What the task requires = From the entries below, copy every line where the string "technology" appears.

Data lines =
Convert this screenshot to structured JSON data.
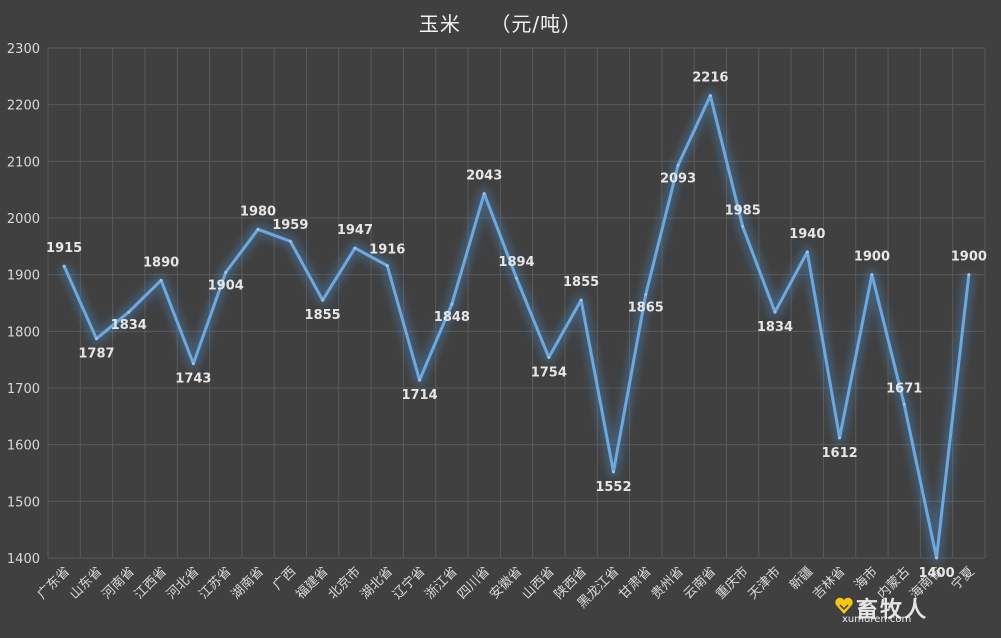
{
  "chart_data": {
    "type": "line",
    "title": "玉米",
    "unit": "（元/吨）",
    "categories": [
      "广东省",
      "山东省",
      "河南省",
      "江西省",
      "河北省",
      "江苏省",
      "湖南省",
      "广西",
      "福建省",
      "北京市",
      "湖北省",
      "辽宁省",
      "浙江省",
      "四川省",
      "安徽省",
      "山西省",
      "陕西省",
      "黑龙江省",
      "甘肃省",
      "贵州省",
      "云南省",
      "重庆市",
      "天津市",
      "新疆",
      "吉林省",
      "上海市",
      "内蒙古",
      "海南省",
      "宁夏"
    ],
    "category_labels_shown": [
      "广东省",
      "山东省",
      "河南省",
      "江西省",
      "河北省",
      "江苏省",
      "湖南省",
      "广西",
      "福建省",
      "北京市",
      "湖北省",
      "辽宁省",
      "浙江省",
      "四川省",
      "安徽省",
      "山西省",
      "陕西省",
      "黑龙江省",
      "甘肃省",
      "贵州省",
      "云南省",
      "重庆市",
      "天津市",
      "新疆",
      "吉林省",
      "海市",
      "内蒙古",
      "海南省",
      "宁夏"
    ],
    "series": [
      {
        "values": [
          1915,
          1787,
          1834,
          1890,
          1743,
          1904,
          1980,
          1959,
          1855,
          1947,
          1916,
          1714,
          1848,
          2043,
          1894,
          1754,
          1855,
          1552,
          1865,
          2093,
          2216,
          1985,
          1834,
          1940,
          1612,
          1900,
          1671,
          1400,
          1900
        ]
      }
    ],
    "ylim": [
      1400,
      2300
    ],
    "yticks": [
      1400,
      1500,
      1600,
      1700,
      1800,
      1900,
      2000,
      2100,
      2200,
      2300
    ],
    "grid": true,
    "legend": "none",
    "line_color": "#6fa8dc",
    "glow_color": "#4a8fd0"
  },
  "watermark": {
    "name": "畜牧人",
    "url_left": "xumuren",
    "url_dot": ".",
    "url_right": "com"
  },
  "colors": {
    "background": "#404040",
    "grid": "#5a5a5a",
    "text": "#d9d9d9"
  }
}
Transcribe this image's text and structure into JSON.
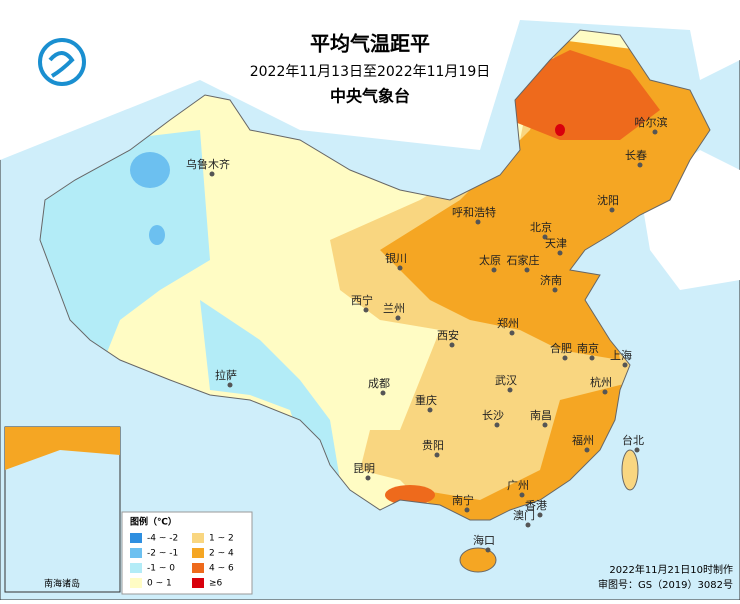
{
  "header": {
    "title": "平均气温距平",
    "subtitle": "2022年11月13日至2022年11月19日",
    "organization": "中央气象台"
  },
  "legend": {
    "title": "图例（℃）",
    "items": [
      {
        "label": "-4 ~ -2",
        "color": "#2f8fe0"
      },
      {
        "label": "-2 ~ -1",
        "color": "#6cc0f0"
      },
      {
        "label": "-1 ~ 0",
        "color": "#b3ecf7"
      },
      {
        "label": "0 ~ 1",
        "color": "#fffcc4"
      },
      {
        "label": "1 ~ 2",
        "color": "#f9d680"
      },
      {
        "label": "2 ~ 4",
        "color": "#f5a623"
      },
      {
        "label": "4 ~ 6",
        "color": "#ee6a1c"
      },
      {
        "label": "≥6",
        "color": "#d8000c"
      }
    ]
  },
  "cities": [
    "乌鲁木齐",
    "哈尔滨",
    "长春",
    "沈阳",
    "呼和浩特",
    "北京",
    "天津",
    "太原",
    "石家庄",
    "银川",
    "济南",
    "西宁",
    "兰州",
    "郑州",
    "西安",
    "合肥",
    "南京",
    "上海",
    "拉萨",
    "成都",
    "武汉",
    "杭州",
    "重庆",
    "长沙",
    "南昌",
    "福州",
    "台北",
    "贵阳",
    "昆明",
    "南宁",
    "广州",
    "香港",
    "澳门",
    "海口"
  ],
  "inset": {
    "label": "南海诸岛"
  },
  "footer": {
    "made": "2022年11月21日10时制作",
    "approval": "审图号：GS（2019）3082号"
  }
}
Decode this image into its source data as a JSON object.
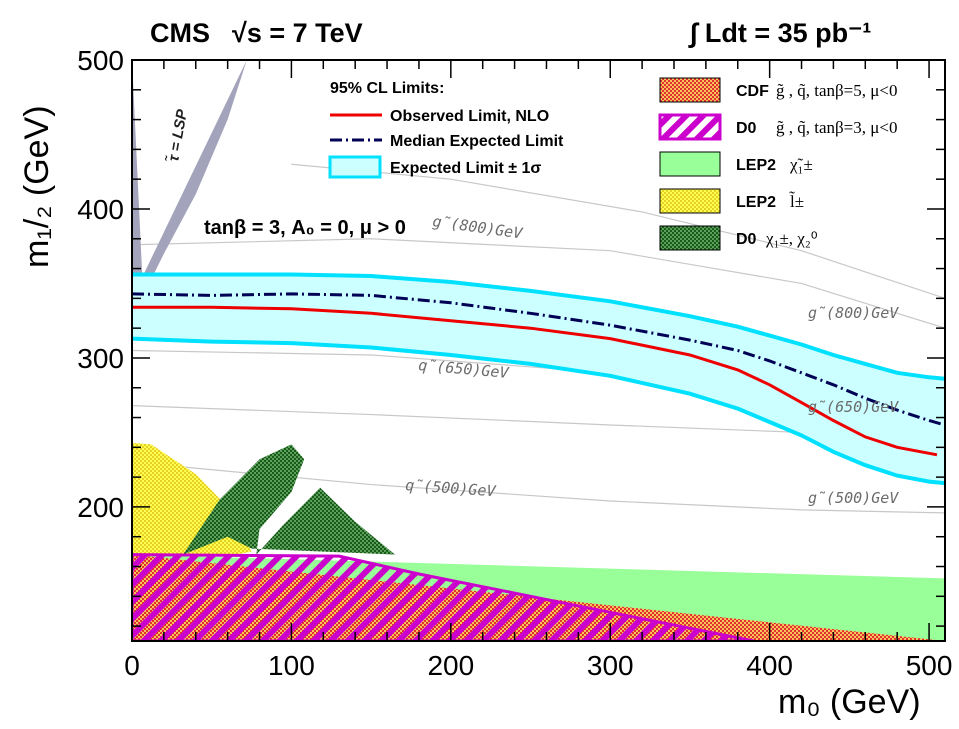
{
  "header": {
    "experiment": "CMS",
    "energy": "√s = 7 TeV",
    "luminosity": "∫ Ldt = 35 pb⁻¹"
  },
  "parameters": "tanβ = 3, A₀ = 0, μ > 0",
  "lsp_label": "τ̃ = LSP",
  "legend_left": {
    "title": "95% CL  Limits:",
    "observed": "Observed Limit, NLO",
    "expected": "Median Expected Limit",
    "band": "Expected Limit ± 1σ"
  },
  "legend_right": [
    {
      "name": "CDF",
      "desc": "g̃ , q̃, tanβ=5, μ<0"
    },
    {
      "name": "D0",
      "desc": "g̃ , q̃, tanβ=3, μ<0"
    },
    {
      "name": "LEP2",
      "desc": "χ̃₁±"
    },
    {
      "name": "LEP2",
      "desc": "l̃±"
    },
    {
      "name": "D0",
      "desc": "χ₁±, χ₂⁰"
    }
  ],
  "iso_labels": {
    "gluino_800": "g̃(800)GeV",
    "gluino_800_right": "g̃(800)GeV",
    "squark_650": "q̃(650)GeV",
    "gluino_650": "g̃(650)GeV",
    "squark_500": "q̃(500)GeV",
    "gluino_500": "g̃(500)GeV"
  },
  "colors": {
    "observed": "#ee0000",
    "expected": "#000055",
    "band_fill": "#ccffff",
    "band_edge": "#00e0ff",
    "cdf": "#ee3333",
    "d0_squark": "#cc00cc",
    "lep2_chargino": "#99ff99",
    "lep2_slepton": "#ffff44",
    "d0_chargino": "#226622",
    "lsp_region": "#a3a3bb"
  },
  "chart_data": {
    "type": "line",
    "title": "",
    "xlabel": "m₀ (GeV)",
    "ylabel": "m₁/₂ (GeV)",
    "xlim": [
      0,
      510
    ],
    "ylim": [
      110,
      500
    ],
    "xticks": [
      0,
      100,
      200,
      300,
      400,
      500
    ],
    "yticks": [
      200,
      300,
      400,
      500
    ],
    "series": [
      {
        "name": "Observed Limit, NLO",
        "x": [
          0,
          50,
          100,
          150,
          200,
          250,
          300,
          350,
          380,
          400,
          420,
          440,
          460,
          480,
          500,
          505
        ],
        "y": [
          334,
          334,
          333,
          330,
          325,
          320,
          313,
          302,
          292,
          282,
          270,
          258,
          247,
          240,
          236,
          235
        ]
      },
      {
        "name": "Median Expected Limit",
        "x": [
          0,
          50,
          100,
          150,
          200,
          250,
          300,
          350,
          380,
          400,
          420,
          440,
          460,
          480,
          500,
          510
        ],
        "y": [
          343,
          342,
          343,
          342,
          337,
          330,
          322,
          312,
          305,
          298,
          290,
          282,
          273,
          265,
          258,
          255
        ]
      },
      {
        "name": "Expected Limit ± 1σ upper",
        "x": [
          0,
          50,
          100,
          150,
          200,
          250,
          300,
          350,
          380,
          400,
          420,
          440,
          460,
          480,
          500,
          510
        ],
        "y": [
          356,
          356,
          356,
          355,
          351,
          345,
          338,
          328,
          321,
          315,
          309,
          302,
          296,
          290,
          287,
          286
        ]
      },
      {
        "name": "Expected Limit ± 1σ lower",
        "x": [
          0,
          50,
          100,
          150,
          200,
          250,
          300,
          350,
          380,
          400,
          420,
          440,
          460,
          480,
          500,
          510
        ],
        "y": [
          313,
          311,
          310,
          307,
          302,
          296,
          288,
          276,
          266,
          257,
          248,
          237,
          228,
          221,
          217,
          216
        ]
      }
    ],
    "regions": [
      {
        "name": "stau LSP",
        "x": [
          0,
          0,
          72,
          60,
          40,
          20,
          7
        ],
        "y": [
          500,
          340,
          500,
          460,
          410,
          370,
          342
        ]
      },
      {
        "name": "LEP2 chargino",
        "x": [
          0,
          510,
          510,
          0
        ],
        "y": [
          110,
          110,
          152,
          168
        ]
      },
      {
        "name": "LEP2 slepton",
        "x": [
          0,
          0,
          12,
          40,
          60,
          70,
          75,
          65,
          0
        ],
        "y": [
          168,
          243,
          242,
          222,
          200,
          180,
          170,
          168,
          168
        ]
      },
      {
        "name": "D0 chi",
        "x": [
          32,
          55,
          80,
          100,
          108,
          100,
          80,
          78,
          95,
          118,
          140,
          165,
          75,
          60
        ],
        "y": [
          168,
          205,
          232,
          242,
          232,
          210,
          185,
          168,
          188,
          213,
          190,
          168,
          172,
          180
        ]
      },
      {
        "name": "CDF",
        "x": [
          0,
          510,
          510,
          0
        ],
        "y": [
          110,
          110,
          110,
          168
        ]
      },
      {
        "name": "D0 squark",
        "x": [
          0,
          130,
          180,
          250,
          320,
          390,
          0
        ],
        "y": [
          168,
          167,
          155,
          140,
          125,
          110,
          110
        ]
      }
    ],
    "grid": false,
    "legend": "top"
  }
}
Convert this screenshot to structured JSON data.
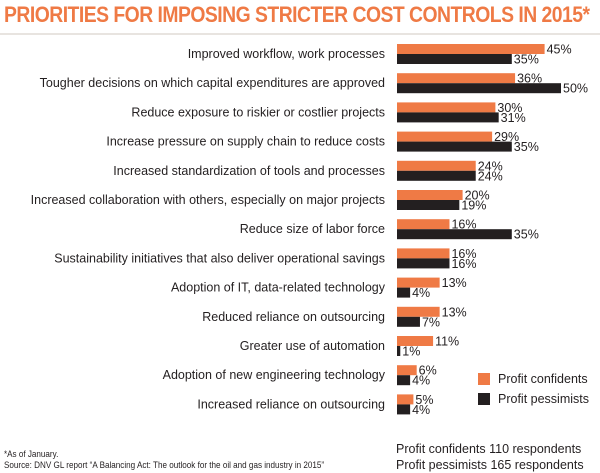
{
  "title": "PRIORITIES FOR IMPOSING STRICTER COST CONTROLS IN 2015*",
  "colors": {
    "confidents": "#ef7a45",
    "pessimists": "#231f20",
    "title": "#ef7a45"
  },
  "chart_data": {
    "type": "bar",
    "orientation": "horizontal",
    "categories": [
      "Improved workflow, work processes",
      "Tougher decisions on which capital expenditures are approved",
      "Reduce exposure to riskier or costlier projects",
      "Increase pressure on supply chain to reduce costs",
      "Increased standardization of tools and processes",
      "Increased collaboration with others, especially on major projects",
      "Reduce size of labor force",
      "Sustainability initiatives that also deliver operational savings",
      "Adoption of IT, data-related technology",
      "Reduced reliance on outsourcing",
      "Greater use of automation",
      "Adoption of new engineering technology",
      "Increased reliance on outsourcing"
    ],
    "series": [
      {
        "name": "Profit confidents",
        "values": [
          45,
          36,
          30,
          29,
          24,
          20,
          16,
          16,
          13,
          13,
          11,
          6,
          5
        ],
        "labels": [
          "45%",
          "36%",
          "30%",
          "29%",
          "24%",
          "20%",
          "16%",
          "16%",
          "13%",
          "13%",
          "11%",
          "6%",
          "5%"
        ]
      },
      {
        "name": "Profit pessimists",
        "values": [
          35,
          50,
          31,
          35,
          24,
          19,
          35,
          16,
          4,
          7,
          1,
          4,
          4
        ],
        "labels": [
          "35%",
          "50%",
          "31%",
          "35%",
          "24%",
          "19%",
          "35%",
          "16%",
          "4%",
          "7%",
          "1%",
          "4%",
          "4%"
        ]
      }
    ],
    "xlim": [
      0,
      50
    ],
    "grid": false,
    "legend": "bottom-right"
  },
  "legend": [
    {
      "label": "Profit confidents"
    },
    {
      "label": "Profit pessimists"
    }
  ],
  "footnote": {
    "asterisk": "*As of January.",
    "source": "Source: DNV GL report “A Balancing Act: The outlook for the oil and gas industry in 2015”"
  },
  "respondents": {
    "confidents": "Profit confidents 110 respondents",
    "pessimists": "Profit pessimists 165 respondents"
  }
}
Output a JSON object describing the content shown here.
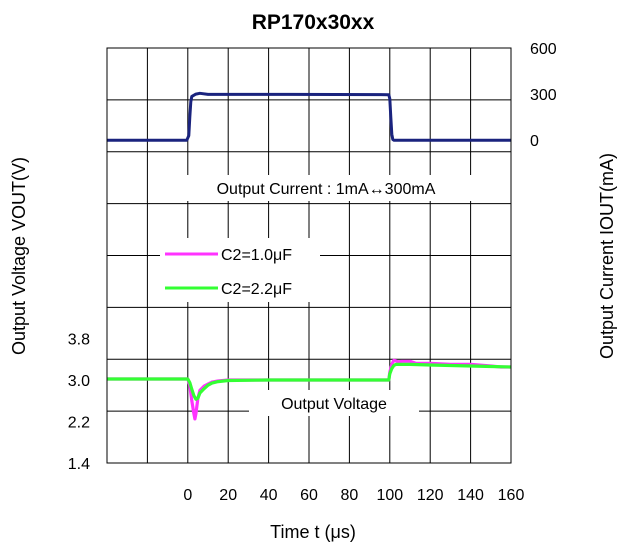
{
  "chart_data": {
    "type": "line",
    "title": "RP170x30xx",
    "xlabel": "Time t (μs)",
    "ylabel_left": "Output Voltage VOUT(V)",
    "ylabel_right": "Output Current IOUT(mA)",
    "x_ticks": [
      "0",
      "20",
      "40",
      "60",
      "80",
      "100",
      "120",
      "140",
      "160"
    ],
    "x_range": [
      -40,
      160
    ],
    "y_left_ticks": [
      "1.4",
      "2.2",
      "3.0",
      "3.8"
    ],
    "y_left_range": [
      1.4,
      9.4
    ],
    "y_right_ticks": [
      "0",
      "300",
      "600"
    ],
    "y_right_range": [
      -2100,
      600
    ],
    "grid": true,
    "annotations": {
      "current": "Output Current : 1mA↔300mA",
      "voltage": "Output Voltage"
    },
    "legend": [
      {
        "label": "C2=1.0μF",
        "color": "#ff33ff"
      },
      {
        "label": "C2=2.2μF",
        "color": "#33ff33"
      }
    ],
    "series": [
      {
        "name": "Output Current",
        "color": "#1a237e",
        "axis": "right",
        "x": [
          -40,
          -0.5,
          0.5,
          1,
          1.5,
          2,
          4,
          6,
          10,
          50,
          99.5,
          100,
          100.5,
          101,
          101.5,
          102,
          110,
          160
        ],
        "y": [
          0,
          0,
          30,
          150,
          250,
          285,
          300,
          305,
          298,
          298,
          296,
          270,
          150,
          40,
          5,
          0,
          0,
          0
        ]
      },
      {
        "name": "C2=1.0μF",
        "color": "#ff33ff",
        "axis": "left",
        "x": [
          -40,
          0,
          1,
          2,
          3,
          3.5,
          4,
          5,
          6,
          8,
          10,
          12,
          15,
          20,
          40,
          99.5,
          100,
          101,
          102,
          103,
          104,
          106,
          110,
          113,
          120,
          130,
          140,
          150,
          155,
          160
        ],
        "y": [
          3.02,
          3.02,
          2.9,
          2.6,
          2.35,
          2.25,
          2.35,
          2.65,
          2.8,
          2.88,
          2.92,
          2.96,
          2.98,
          3.0,
          3.0,
          3.0,
          3.15,
          3.3,
          3.38,
          3.37,
          3.35,
          3.36,
          3.36,
          3.32,
          3.32,
          3.3,
          3.3,
          3.27,
          3.25,
          3.25
        ]
      },
      {
        "name": "C2=2.2μF",
        "color": "#33ff33",
        "axis": "left",
        "x": [
          -40,
          0,
          1,
          2,
          3,
          4,
          5,
          6,
          8,
          10,
          12,
          15,
          20,
          40,
          99.5,
          100,
          101,
          102,
          103,
          104,
          110,
          120,
          130,
          140,
          150,
          160
        ],
        "y": [
          3.02,
          3.02,
          2.95,
          2.82,
          2.7,
          2.63,
          2.65,
          2.75,
          2.83,
          2.9,
          2.94,
          2.97,
          2.99,
          3.0,
          3.0,
          3.12,
          3.22,
          3.28,
          3.3,
          3.3,
          3.3,
          3.29,
          3.28,
          3.27,
          3.26,
          3.25
        ]
      }
    ]
  }
}
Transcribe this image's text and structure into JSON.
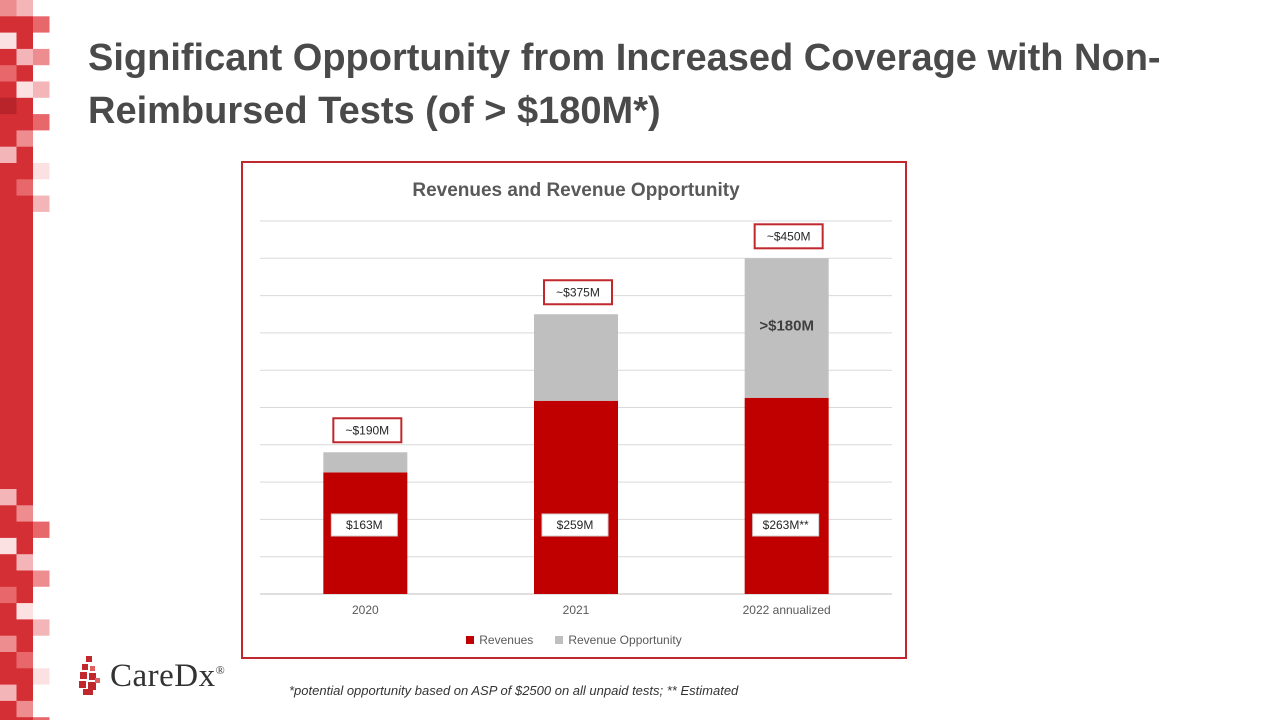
{
  "slide": {
    "title": "Significant Opportunity from Increased Coverage with Non-Reimbursed Tests (of > $180M*)",
    "footnote": "*potential opportunity based on ASP of $2500 on all unpaid tests; ** Estimated",
    "logo": {
      "name": "CareDx",
      "mark": "®"
    }
  },
  "colors": {
    "revenue": "#c00000",
    "opportunity": "#bfbfbf",
    "frame": "#c0282d",
    "title": "#4a4a4a"
  },
  "chart_data": {
    "type": "bar",
    "stacked": true,
    "title": "Revenues and Revenue Opportunity",
    "categories": [
      "2020",
      "2021",
      "2022 annualized"
    ],
    "series": [
      {
        "name": "Revenues",
        "values": [
          163,
          259,
          263
        ]
      },
      {
        "name": "Revenue Opportunity",
        "values": [
          27,
          116,
          187
        ]
      }
    ],
    "ylim": [
      0,
      500
    ],
    "ytick_step": 50,
    "grid": true,
    "legend": "bottom",
    "total_labels": [
      "~$190M",
      "~$375M",
      "~$450M"
    ],
    "revenue_labels": [
      "$163M",
      "$259M",
      "$263M**"
    ],
    "opportunity_annotation": {
      "category": "2022 annualized",
      "text": ">$180M"
    }
  }
}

Exercise answer =
      "Adoption of IT, data-related technology",
      "Adoption of new engineering technology",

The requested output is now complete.